REQUEST —
Reproduce the records. Keep every word exact and include no images.

═══ DATASET EXCERPTS

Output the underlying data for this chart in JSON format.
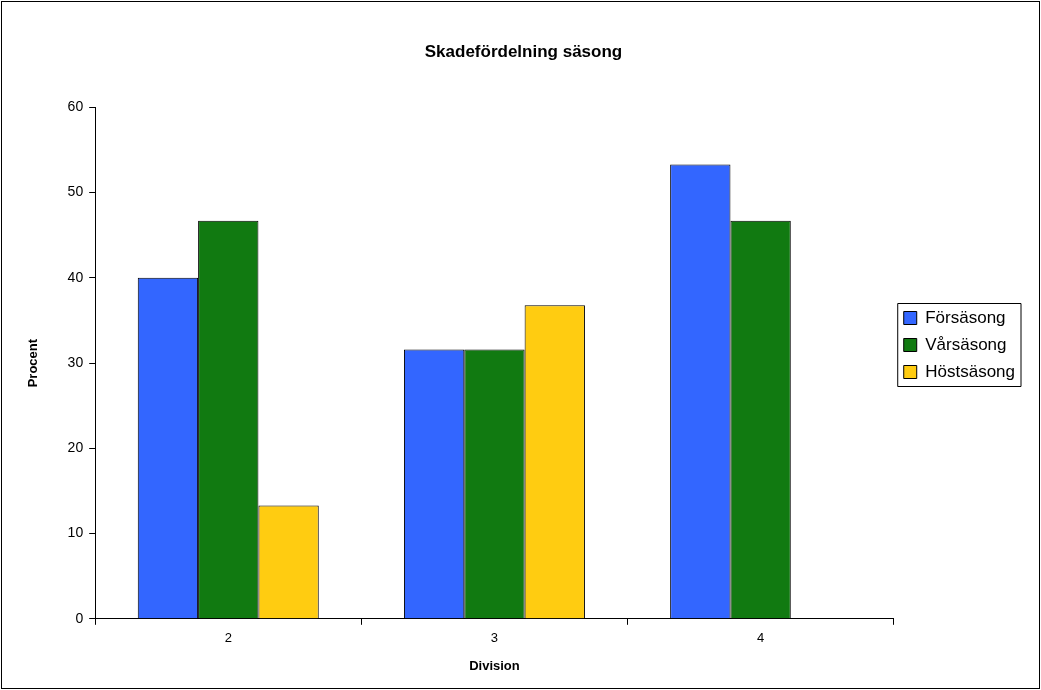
{
  "chart_data": {
    "type": "bar",
    "title": "Skadefördelning säsong",
    "xlabel": "Division",
    "ylabel": "Procent",
    "categories": [
      "2",
      "3",
      "4"
    ],
    "series": [
      {
        "name": "Försäsong",
        "color": "#3366ff",
        "values": [
          40,
          31.6,
          53.3
        ]
      },
      {
        "name": "Vårsäsong",
        "color": "#117a11",
        "values": [
          46.7,
          31.6,
          46.7
        ]
      },
      {
        "name": "Höstsäsong",
        "color": "#ffcc11",
        "values": [
          13.3,
          36.8,
          null
        ]
      }
    ],
    "ylim": [
      0,
      60
    ],
    "yticks": [
      0,
      10,
      20,
      30,
      40,
      50,
      60
    ],
    "grid": false,
    "legend": "right"
  }
}
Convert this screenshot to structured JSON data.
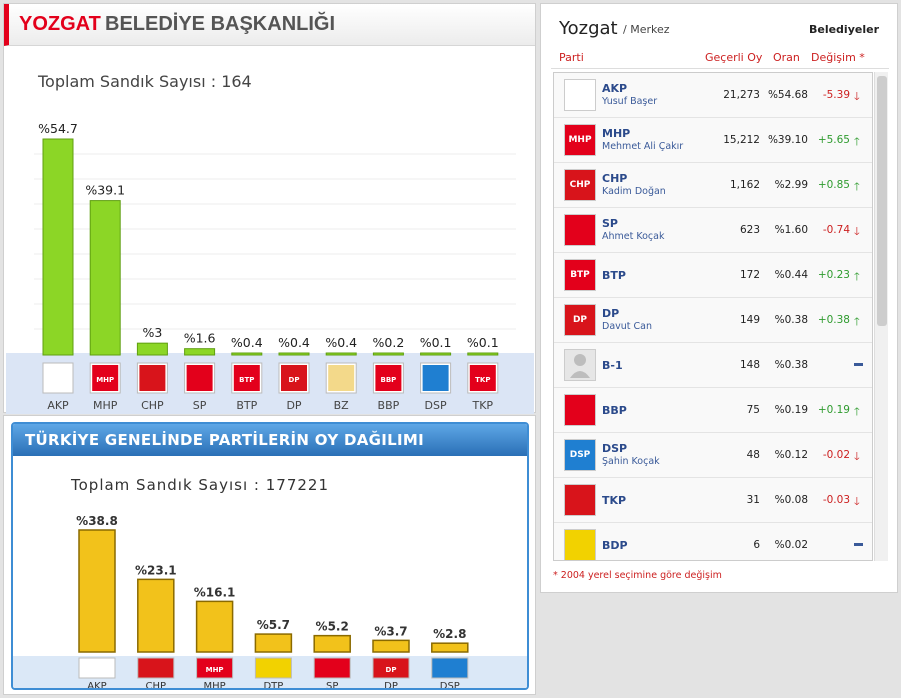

══════

RESULT BELOW —
Output the underlying data for this chart in JSON format.
{
  "chart_data": {
    "type": "bar",
    "title": "Skadefördelning säsong",
    "xlabel": "Division",
    "ylabel": "Procent",
    "categories": [
      "2",
      "3",
      "4"
    ],
    "series": [
      {
        "name": "Försäsong",
        "color": "#3366ff",
        "values": [
          40,
          31.6,
          53.3
        ]
      },
      {
        "name": "Vårsäsong",
        "color": "#117a11",
        "values": [
          46.7,
          31.6,
          46.7
        ]
      },
      {
        "name": "Höstsäsong",
        "color": "#ffcc11",
        "values": [
          13.3,
          36.8,
          null
        ]
      }
    ],
    "ylim": [
      0,
      60
    ],
    "yticks": [
      0,
      10,
      20,
      30,
      40,
      50,
      60
    ],
    "grid": false,
    "legend": "right"
  }
}
Convert this screenshot to structured JSON data.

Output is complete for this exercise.